Records for processing
begin
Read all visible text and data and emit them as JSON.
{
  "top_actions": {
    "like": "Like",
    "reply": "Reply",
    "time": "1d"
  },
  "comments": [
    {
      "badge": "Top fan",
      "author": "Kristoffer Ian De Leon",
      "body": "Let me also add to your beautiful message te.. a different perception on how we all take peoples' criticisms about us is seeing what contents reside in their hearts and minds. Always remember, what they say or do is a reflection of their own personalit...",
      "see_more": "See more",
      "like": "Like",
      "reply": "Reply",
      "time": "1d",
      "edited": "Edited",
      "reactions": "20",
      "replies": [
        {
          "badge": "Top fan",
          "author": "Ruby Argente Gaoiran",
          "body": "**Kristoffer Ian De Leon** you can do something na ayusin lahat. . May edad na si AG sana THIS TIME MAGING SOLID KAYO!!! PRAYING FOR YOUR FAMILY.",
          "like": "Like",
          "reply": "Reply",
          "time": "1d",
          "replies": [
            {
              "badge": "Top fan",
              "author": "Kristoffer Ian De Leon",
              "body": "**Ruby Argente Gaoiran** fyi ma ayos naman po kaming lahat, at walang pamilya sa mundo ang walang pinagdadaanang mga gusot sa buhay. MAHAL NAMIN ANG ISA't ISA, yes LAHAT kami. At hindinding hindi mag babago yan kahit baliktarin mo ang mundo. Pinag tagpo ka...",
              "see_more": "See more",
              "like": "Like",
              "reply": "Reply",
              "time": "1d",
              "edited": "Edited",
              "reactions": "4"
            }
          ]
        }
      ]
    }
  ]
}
end
Goal
Filter the listing above for the string "Ruby" and copy every matching line.

Solution to this task
          "author": "Ruby Argente Gaoiran",
              "body": "**Ruby Argente Gaoiran** fyi ma ayos naman po kaming lahat, at walang pamilya sa mundo ang walang pinagdadaanang mga gusot sa buhay. MAHAL NAMIN ANG ISA't ISA, yes LAHAT kami. At hindinding hindi mag babago yan kahit baliktarin mo ang mundo. Pinag tagpo ka...",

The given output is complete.